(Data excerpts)
.....
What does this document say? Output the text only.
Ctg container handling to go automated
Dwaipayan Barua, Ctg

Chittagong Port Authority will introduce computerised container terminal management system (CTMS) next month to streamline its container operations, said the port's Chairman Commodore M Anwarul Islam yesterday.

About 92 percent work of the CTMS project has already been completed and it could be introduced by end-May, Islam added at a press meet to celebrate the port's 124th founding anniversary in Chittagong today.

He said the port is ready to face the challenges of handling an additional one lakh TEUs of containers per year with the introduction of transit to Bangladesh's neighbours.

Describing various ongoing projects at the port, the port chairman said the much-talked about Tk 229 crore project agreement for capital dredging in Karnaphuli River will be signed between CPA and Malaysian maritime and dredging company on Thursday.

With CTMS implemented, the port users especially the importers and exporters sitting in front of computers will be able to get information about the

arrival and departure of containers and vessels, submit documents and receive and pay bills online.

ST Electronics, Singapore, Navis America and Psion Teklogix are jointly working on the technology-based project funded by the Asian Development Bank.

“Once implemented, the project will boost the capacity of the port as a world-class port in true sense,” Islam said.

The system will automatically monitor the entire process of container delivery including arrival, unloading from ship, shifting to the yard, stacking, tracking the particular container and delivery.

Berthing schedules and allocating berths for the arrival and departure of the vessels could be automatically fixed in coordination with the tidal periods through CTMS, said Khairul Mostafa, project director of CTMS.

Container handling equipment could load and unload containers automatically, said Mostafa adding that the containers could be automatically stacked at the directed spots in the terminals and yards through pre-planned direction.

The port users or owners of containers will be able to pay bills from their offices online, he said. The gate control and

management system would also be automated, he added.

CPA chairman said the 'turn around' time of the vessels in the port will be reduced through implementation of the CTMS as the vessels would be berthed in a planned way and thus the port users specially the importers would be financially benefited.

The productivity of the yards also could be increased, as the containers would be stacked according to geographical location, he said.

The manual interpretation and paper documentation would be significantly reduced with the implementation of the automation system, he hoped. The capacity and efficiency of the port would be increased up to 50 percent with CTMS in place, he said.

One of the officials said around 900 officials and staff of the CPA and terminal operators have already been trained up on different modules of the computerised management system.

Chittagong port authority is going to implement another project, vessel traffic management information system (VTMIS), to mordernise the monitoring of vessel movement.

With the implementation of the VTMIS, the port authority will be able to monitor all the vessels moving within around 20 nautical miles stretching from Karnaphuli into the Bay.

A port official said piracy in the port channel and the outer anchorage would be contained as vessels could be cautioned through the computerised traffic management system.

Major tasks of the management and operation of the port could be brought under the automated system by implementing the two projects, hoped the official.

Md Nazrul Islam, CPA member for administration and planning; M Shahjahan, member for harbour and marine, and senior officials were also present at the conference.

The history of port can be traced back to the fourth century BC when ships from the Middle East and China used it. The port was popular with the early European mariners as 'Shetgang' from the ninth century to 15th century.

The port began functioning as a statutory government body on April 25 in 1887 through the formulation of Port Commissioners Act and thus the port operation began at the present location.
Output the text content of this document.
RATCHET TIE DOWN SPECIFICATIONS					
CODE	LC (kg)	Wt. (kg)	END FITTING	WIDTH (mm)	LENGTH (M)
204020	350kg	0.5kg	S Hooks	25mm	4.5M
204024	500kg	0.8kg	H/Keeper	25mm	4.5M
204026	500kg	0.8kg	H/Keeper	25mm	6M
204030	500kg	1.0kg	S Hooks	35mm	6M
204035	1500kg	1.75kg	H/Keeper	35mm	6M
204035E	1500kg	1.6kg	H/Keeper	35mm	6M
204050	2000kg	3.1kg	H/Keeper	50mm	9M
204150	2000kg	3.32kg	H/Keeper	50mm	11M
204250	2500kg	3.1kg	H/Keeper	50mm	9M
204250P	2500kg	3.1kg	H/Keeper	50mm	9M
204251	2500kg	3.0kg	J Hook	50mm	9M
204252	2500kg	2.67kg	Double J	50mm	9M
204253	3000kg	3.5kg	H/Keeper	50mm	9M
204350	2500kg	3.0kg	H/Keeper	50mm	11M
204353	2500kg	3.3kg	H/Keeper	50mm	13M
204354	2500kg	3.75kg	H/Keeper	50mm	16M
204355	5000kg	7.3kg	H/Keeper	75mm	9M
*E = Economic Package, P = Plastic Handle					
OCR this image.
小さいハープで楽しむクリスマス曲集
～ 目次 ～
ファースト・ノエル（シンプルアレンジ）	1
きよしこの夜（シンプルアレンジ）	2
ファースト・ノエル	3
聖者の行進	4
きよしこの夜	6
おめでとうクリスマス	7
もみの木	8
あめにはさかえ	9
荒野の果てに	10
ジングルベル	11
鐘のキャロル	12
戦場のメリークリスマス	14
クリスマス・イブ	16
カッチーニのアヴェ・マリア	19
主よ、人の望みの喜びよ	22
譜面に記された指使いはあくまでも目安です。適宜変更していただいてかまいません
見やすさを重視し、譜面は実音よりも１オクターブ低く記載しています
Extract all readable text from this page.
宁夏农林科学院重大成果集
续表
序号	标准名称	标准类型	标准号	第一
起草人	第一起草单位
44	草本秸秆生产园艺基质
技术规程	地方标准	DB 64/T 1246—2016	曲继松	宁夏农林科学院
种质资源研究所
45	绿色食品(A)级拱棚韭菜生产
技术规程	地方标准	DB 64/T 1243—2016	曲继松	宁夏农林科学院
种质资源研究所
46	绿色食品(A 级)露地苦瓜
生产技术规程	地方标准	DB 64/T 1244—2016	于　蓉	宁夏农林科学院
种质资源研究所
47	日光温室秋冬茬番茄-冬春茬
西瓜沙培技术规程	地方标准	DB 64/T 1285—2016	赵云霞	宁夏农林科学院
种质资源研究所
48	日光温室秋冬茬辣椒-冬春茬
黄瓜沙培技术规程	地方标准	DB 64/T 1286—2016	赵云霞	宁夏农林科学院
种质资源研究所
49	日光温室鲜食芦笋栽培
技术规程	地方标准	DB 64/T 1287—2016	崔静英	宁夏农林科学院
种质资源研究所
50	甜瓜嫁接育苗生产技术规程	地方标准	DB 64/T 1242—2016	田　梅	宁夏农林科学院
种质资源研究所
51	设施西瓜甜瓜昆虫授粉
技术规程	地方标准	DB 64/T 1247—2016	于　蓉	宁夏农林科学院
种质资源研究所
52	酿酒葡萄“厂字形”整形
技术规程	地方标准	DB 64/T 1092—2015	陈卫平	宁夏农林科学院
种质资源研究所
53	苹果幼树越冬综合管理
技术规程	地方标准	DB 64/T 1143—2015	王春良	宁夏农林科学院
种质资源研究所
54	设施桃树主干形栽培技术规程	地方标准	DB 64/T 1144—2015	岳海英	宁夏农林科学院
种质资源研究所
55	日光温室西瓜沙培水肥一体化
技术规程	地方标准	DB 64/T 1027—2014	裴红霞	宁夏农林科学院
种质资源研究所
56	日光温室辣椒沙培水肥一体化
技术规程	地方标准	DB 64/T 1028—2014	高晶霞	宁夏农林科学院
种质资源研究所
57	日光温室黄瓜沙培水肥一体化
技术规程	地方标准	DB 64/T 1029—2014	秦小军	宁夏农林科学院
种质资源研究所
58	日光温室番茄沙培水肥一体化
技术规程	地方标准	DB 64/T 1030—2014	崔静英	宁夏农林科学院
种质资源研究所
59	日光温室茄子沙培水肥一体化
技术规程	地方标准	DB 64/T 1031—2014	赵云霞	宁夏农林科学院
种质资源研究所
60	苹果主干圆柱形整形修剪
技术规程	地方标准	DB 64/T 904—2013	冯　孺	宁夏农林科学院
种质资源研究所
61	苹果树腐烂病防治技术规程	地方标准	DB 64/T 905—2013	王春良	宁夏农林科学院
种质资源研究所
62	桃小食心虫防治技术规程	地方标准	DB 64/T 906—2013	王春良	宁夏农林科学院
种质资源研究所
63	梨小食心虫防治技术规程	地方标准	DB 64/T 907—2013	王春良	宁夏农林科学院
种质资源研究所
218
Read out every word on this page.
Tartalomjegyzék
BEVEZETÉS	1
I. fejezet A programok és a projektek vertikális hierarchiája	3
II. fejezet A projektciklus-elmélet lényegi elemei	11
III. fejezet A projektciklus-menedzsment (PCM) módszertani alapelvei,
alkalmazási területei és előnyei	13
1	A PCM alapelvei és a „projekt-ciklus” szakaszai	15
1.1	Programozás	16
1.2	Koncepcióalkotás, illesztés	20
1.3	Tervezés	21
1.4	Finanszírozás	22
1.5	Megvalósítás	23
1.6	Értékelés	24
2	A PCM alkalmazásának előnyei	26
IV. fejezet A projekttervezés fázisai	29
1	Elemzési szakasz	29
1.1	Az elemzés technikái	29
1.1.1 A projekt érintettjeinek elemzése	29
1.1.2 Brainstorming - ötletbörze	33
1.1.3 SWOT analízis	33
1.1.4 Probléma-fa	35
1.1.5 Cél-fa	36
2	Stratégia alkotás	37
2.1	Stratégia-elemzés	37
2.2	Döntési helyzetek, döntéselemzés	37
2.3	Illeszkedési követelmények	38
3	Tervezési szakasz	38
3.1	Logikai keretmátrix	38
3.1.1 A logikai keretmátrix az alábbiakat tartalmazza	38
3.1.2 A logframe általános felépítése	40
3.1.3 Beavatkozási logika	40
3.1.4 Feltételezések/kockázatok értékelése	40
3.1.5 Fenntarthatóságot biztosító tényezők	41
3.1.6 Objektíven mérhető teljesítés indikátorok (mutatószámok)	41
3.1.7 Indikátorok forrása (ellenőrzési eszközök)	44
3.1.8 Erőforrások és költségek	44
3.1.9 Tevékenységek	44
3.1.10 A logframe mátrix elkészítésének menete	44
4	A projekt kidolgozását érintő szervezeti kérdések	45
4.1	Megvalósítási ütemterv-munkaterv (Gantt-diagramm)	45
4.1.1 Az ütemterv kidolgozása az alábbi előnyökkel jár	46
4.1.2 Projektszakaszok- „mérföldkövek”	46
.....
- _INSTRUCTION_:
Above are the records; copy every line in them that holds the word "capacity".

- _EXERCISE RESPONSE_:
“Once implemented, the project will boost the capacity of the port as a world-class port in true sense,” Islam said.
The manual interpretation and paper documentation would be significantly reduced with the implementation of the automation system, he hoped. The capacity and efficiency of the port would be increased up to 50 percent with CTMS in place, he said.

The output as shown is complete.